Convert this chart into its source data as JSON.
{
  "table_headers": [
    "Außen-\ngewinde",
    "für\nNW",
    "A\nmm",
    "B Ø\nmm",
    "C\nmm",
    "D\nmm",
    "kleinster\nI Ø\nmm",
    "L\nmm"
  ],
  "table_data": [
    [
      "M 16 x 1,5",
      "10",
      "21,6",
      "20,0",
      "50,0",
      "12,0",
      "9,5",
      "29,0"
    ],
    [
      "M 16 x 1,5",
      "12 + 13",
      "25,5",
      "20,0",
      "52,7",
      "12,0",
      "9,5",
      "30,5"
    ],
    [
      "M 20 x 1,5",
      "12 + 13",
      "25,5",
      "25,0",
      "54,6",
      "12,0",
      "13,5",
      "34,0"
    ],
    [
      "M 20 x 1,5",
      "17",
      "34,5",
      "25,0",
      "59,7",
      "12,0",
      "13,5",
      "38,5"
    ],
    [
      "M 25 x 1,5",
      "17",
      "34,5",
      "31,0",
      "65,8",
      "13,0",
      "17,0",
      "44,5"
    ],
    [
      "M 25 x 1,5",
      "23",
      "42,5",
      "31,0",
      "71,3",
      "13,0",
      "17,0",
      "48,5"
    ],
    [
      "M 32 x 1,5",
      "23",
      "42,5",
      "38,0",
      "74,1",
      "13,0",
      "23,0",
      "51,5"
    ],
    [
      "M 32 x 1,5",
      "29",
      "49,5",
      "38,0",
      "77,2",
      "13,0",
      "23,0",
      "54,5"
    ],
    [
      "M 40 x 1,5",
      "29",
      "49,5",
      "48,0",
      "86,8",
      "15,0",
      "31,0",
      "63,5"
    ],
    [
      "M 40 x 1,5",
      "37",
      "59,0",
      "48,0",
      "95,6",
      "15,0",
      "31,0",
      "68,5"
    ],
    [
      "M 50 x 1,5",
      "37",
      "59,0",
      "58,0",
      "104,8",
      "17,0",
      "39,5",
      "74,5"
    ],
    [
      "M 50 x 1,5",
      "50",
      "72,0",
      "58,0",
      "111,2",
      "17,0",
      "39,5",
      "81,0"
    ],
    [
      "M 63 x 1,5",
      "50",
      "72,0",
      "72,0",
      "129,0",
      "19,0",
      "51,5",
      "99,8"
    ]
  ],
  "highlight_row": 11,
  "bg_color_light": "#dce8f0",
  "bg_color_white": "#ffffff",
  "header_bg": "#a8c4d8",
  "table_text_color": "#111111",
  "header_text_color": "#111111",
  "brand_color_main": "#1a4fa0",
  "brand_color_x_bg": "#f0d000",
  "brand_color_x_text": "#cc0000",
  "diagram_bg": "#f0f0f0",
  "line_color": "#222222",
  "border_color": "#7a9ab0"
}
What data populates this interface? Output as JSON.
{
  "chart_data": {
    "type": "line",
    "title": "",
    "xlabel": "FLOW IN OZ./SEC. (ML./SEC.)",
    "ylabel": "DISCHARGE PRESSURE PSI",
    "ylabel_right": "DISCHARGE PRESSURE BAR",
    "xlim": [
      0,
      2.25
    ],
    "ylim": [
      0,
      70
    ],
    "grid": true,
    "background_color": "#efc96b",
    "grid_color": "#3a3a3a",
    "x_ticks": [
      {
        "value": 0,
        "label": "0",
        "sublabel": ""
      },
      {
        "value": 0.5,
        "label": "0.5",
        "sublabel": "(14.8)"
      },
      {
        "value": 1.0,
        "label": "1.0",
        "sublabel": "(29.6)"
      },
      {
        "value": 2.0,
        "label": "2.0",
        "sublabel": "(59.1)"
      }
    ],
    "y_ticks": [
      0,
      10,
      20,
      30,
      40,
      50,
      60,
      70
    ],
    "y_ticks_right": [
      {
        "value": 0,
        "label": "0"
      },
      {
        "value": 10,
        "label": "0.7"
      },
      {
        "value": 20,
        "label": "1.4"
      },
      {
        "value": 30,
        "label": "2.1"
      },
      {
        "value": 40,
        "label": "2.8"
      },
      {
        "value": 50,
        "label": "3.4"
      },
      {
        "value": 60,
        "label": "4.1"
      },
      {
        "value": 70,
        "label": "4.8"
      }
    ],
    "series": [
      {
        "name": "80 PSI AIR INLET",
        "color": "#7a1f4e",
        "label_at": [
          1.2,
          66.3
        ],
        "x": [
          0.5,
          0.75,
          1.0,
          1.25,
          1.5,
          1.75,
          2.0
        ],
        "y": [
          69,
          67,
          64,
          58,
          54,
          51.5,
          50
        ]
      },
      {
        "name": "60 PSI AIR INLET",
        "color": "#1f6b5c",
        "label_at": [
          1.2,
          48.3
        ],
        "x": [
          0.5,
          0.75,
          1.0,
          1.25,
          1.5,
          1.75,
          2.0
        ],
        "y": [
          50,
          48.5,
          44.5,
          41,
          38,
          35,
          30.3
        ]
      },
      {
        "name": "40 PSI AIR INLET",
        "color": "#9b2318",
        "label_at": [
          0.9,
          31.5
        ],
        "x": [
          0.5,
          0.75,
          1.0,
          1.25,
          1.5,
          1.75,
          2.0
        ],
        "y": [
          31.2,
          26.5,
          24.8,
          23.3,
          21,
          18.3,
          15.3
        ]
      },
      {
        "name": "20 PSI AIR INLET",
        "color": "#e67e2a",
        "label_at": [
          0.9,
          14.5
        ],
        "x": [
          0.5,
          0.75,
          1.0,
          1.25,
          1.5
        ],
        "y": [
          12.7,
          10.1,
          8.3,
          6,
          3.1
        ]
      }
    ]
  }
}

§ §

[Stated task] Scan the data above and copy every line with "PRESSURE" in it.

[Task result]
    "ylabel": "DISCHARGE PRESSURE PSI",
    "ylabel_right": "DISCHARGE PRESSURE BAR",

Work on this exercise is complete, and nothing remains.